> Task statement:
Report how many lines hold the word "this"; answer with the number alone.

* start Information shown *

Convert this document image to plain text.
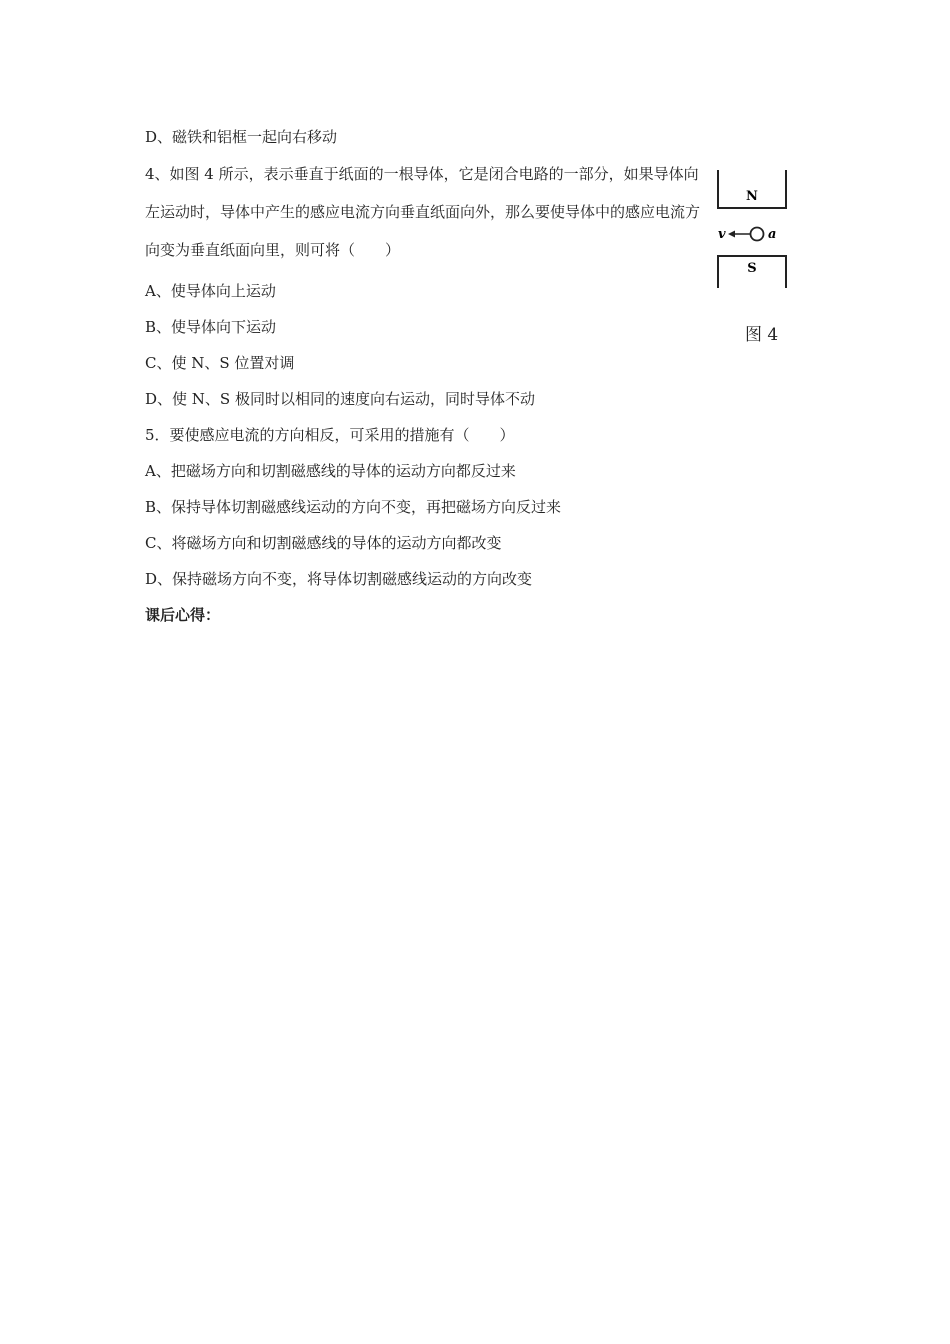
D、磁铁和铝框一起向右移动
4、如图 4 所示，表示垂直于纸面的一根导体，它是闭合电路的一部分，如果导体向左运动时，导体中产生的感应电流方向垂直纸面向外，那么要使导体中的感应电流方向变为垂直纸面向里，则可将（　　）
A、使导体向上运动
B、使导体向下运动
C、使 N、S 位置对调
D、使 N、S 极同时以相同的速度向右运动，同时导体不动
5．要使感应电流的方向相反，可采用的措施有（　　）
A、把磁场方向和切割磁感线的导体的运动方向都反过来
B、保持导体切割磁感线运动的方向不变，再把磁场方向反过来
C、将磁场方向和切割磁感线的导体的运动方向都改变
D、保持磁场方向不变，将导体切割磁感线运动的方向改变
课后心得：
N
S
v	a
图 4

* end Information shown *
* start Information shown *

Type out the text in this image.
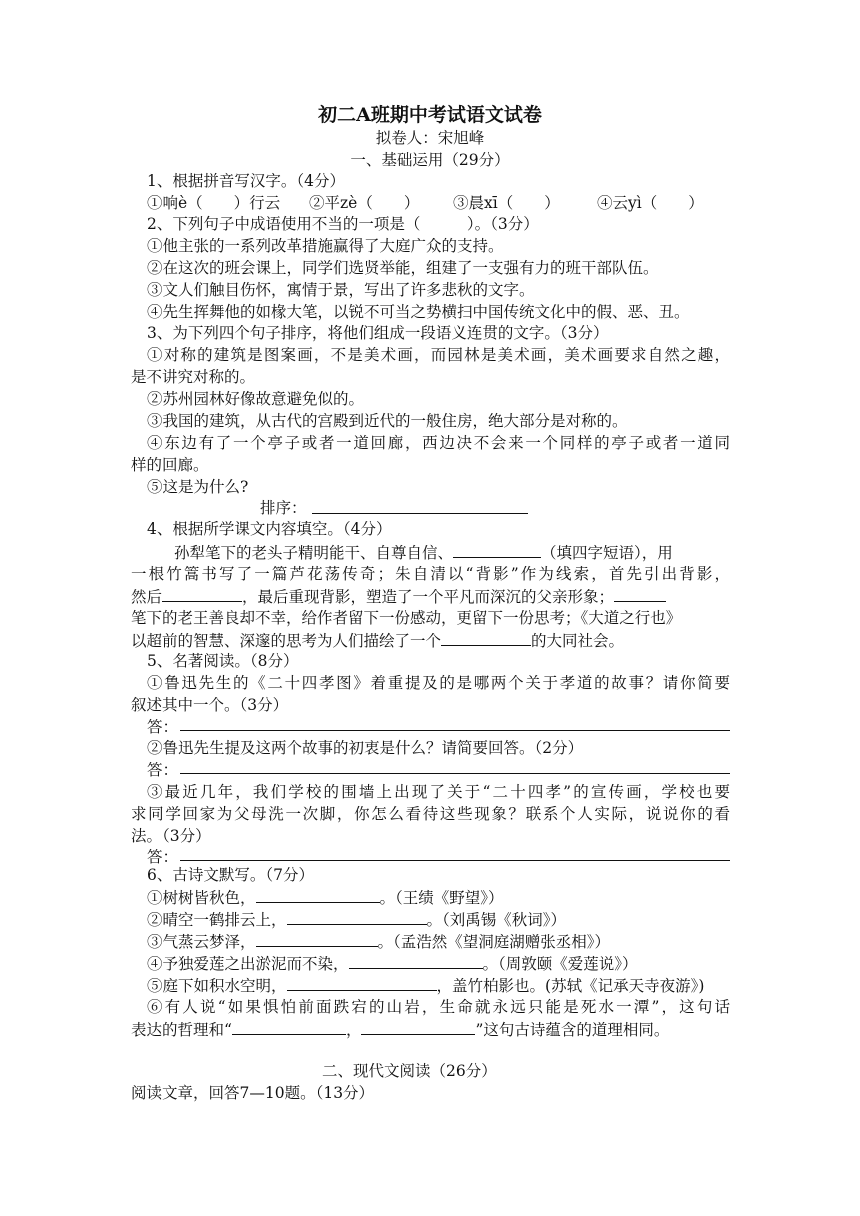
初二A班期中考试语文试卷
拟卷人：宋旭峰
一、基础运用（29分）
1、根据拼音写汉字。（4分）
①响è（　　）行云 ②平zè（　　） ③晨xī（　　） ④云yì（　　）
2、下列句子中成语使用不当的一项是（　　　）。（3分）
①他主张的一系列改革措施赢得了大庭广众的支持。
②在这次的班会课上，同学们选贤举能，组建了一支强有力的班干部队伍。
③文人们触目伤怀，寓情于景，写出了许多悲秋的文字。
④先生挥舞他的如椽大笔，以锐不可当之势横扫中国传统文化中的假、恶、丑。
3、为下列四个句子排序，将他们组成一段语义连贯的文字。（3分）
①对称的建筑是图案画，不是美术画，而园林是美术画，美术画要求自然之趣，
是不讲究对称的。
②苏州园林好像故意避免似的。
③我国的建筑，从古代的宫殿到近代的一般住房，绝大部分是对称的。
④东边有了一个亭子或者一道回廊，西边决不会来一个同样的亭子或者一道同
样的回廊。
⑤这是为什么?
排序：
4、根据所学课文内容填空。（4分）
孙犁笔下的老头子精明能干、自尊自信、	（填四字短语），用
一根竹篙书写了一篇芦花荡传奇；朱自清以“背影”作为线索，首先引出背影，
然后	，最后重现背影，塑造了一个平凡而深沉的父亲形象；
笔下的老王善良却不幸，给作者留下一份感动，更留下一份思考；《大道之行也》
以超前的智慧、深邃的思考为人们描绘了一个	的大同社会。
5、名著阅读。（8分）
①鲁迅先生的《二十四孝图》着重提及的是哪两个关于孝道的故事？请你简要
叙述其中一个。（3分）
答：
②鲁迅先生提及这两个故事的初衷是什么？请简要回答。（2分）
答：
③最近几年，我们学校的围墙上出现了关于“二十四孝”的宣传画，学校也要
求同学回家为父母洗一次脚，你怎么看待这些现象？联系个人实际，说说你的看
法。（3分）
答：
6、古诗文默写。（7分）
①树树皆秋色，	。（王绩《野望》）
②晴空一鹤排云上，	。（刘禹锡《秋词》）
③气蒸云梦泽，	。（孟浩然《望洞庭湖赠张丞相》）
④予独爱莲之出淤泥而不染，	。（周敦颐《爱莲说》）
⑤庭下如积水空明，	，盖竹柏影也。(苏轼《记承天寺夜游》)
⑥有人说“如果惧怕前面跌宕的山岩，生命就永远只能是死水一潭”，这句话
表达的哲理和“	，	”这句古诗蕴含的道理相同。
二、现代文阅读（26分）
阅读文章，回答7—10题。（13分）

* end Information shown *

> Written solution:
2